## EXERCISE BRIEF
Pick out the lines in the listing below that contain the word "ylabel" and copy them.

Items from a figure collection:
START

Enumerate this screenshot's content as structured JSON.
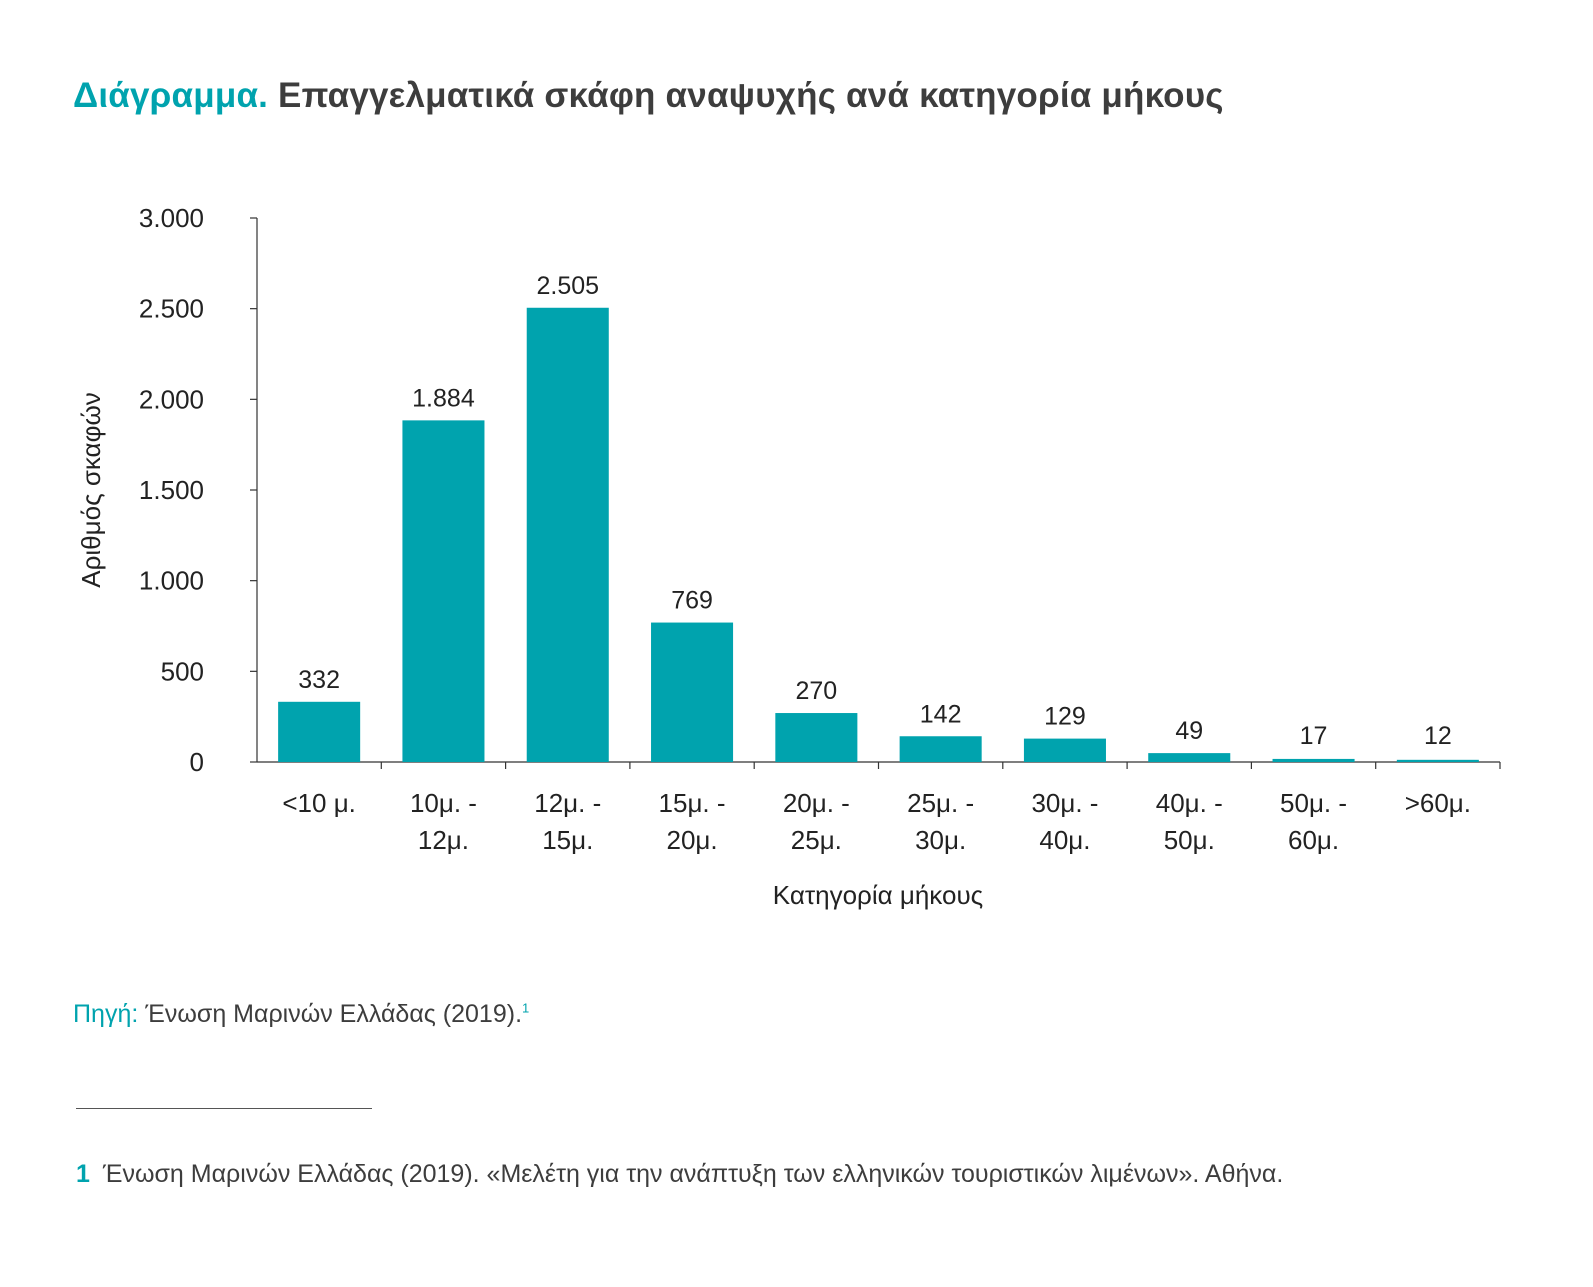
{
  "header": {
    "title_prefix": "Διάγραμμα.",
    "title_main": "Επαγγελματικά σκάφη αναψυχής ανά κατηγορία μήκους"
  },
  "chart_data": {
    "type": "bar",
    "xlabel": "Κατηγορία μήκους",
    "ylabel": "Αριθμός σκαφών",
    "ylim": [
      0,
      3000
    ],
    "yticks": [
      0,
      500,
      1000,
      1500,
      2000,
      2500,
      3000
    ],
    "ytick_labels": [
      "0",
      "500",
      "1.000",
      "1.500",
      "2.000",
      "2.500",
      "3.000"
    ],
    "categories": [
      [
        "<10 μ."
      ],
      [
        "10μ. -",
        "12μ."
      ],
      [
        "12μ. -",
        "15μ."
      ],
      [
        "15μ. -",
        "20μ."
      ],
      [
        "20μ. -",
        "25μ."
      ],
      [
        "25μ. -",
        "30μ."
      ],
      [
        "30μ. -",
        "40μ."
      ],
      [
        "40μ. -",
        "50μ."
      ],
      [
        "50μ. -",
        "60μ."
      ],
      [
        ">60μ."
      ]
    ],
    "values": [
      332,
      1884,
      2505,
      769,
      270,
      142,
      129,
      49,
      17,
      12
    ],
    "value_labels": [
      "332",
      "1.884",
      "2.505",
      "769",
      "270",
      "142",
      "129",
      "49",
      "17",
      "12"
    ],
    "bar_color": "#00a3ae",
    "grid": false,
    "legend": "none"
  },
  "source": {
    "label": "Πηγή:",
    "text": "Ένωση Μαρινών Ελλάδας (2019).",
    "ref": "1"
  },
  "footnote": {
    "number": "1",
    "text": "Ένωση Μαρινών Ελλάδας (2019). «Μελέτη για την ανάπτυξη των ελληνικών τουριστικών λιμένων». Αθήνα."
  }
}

END
START

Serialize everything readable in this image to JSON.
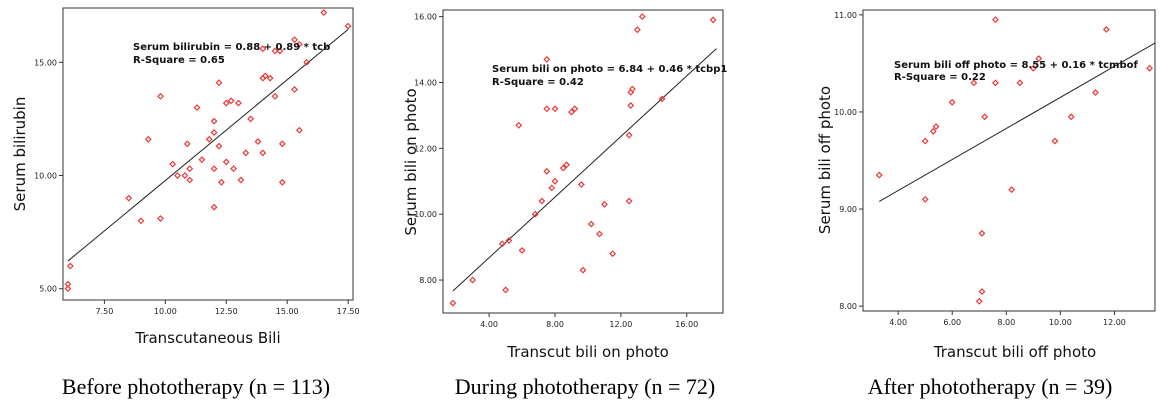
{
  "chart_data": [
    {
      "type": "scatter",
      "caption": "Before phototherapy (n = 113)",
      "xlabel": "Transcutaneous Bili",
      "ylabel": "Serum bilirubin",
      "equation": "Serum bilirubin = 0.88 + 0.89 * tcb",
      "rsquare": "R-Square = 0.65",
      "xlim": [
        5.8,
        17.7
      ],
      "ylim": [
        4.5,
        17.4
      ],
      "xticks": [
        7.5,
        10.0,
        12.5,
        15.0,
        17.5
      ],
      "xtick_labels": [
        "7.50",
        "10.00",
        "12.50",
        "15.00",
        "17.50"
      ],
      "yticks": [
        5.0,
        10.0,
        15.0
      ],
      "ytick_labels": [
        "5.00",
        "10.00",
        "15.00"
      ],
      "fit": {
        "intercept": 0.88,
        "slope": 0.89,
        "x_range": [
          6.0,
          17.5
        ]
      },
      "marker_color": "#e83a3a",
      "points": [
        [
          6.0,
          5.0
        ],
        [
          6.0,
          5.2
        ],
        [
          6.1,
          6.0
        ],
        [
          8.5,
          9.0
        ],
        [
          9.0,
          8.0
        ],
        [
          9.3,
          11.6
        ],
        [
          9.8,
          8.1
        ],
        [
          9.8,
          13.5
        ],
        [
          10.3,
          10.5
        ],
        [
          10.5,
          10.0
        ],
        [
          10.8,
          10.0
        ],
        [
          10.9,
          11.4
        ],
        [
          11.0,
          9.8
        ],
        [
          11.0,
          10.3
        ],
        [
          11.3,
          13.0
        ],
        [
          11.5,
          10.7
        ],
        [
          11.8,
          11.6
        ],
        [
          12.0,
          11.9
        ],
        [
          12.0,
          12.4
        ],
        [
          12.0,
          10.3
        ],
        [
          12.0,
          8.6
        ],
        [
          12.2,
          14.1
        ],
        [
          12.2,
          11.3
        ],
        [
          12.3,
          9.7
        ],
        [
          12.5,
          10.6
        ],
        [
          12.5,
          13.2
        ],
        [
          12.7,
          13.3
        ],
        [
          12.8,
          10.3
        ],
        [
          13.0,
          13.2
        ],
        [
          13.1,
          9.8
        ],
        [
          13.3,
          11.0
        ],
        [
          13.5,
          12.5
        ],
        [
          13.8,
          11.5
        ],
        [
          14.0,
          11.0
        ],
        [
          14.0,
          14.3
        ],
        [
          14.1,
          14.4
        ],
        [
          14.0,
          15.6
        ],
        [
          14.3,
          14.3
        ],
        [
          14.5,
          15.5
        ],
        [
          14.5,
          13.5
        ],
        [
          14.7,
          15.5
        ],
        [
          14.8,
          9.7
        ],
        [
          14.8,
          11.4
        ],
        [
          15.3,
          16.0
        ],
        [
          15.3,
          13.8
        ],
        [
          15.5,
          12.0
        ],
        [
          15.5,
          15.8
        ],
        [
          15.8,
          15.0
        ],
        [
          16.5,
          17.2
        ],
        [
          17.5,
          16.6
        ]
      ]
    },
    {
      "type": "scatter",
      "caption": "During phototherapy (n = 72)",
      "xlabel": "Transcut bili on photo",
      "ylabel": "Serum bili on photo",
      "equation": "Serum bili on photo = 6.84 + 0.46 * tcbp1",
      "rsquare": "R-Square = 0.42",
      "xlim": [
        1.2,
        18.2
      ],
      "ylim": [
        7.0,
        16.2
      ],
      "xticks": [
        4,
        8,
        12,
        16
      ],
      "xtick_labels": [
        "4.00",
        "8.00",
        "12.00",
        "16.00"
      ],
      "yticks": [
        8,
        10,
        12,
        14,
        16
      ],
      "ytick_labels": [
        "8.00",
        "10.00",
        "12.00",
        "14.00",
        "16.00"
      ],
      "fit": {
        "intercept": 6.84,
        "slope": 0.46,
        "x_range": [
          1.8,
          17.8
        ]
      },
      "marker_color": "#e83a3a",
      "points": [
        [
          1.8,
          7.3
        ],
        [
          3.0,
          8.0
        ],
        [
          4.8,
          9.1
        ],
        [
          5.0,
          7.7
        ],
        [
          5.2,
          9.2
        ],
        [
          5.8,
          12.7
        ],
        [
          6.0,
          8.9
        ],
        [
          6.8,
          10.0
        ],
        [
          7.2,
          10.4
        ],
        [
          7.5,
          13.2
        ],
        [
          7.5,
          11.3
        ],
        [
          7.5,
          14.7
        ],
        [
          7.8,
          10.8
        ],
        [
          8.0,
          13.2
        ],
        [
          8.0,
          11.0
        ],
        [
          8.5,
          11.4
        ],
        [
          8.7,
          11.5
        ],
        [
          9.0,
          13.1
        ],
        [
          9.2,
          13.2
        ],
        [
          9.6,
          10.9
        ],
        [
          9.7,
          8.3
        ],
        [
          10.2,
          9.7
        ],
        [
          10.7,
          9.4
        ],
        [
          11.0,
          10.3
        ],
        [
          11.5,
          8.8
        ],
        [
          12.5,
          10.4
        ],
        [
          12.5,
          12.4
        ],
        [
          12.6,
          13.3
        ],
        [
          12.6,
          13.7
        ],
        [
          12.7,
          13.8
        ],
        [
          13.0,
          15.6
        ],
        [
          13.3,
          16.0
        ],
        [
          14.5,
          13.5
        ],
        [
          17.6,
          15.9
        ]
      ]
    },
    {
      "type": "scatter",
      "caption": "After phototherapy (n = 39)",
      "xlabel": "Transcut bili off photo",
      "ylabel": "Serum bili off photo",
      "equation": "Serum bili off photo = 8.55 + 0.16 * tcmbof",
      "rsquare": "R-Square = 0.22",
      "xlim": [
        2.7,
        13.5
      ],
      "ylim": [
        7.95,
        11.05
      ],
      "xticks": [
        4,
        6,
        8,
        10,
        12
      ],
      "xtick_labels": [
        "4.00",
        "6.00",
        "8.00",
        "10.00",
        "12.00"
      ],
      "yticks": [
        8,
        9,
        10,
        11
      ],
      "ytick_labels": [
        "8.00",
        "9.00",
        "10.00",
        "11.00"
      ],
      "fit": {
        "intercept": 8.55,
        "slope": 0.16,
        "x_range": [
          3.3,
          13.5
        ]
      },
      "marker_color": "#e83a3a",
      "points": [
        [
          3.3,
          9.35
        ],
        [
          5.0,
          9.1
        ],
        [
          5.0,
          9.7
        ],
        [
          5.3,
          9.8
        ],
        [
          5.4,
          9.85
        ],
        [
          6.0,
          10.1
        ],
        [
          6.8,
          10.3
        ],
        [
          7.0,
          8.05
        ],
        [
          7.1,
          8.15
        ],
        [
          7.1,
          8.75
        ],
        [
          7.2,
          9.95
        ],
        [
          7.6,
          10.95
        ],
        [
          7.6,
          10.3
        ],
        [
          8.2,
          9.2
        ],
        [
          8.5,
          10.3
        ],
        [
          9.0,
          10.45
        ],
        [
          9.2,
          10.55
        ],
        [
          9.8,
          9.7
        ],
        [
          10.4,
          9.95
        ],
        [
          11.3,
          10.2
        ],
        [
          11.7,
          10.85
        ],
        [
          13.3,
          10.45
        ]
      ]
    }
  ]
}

END

## ANSWER TO THIS TASK
    "ylabel": "Αριθμός σκαφών",
      "ylabel": "Serum bilirubin",
      "ylabel": "Serum bili on photo",
      "ylabel": "Serum bili off photo",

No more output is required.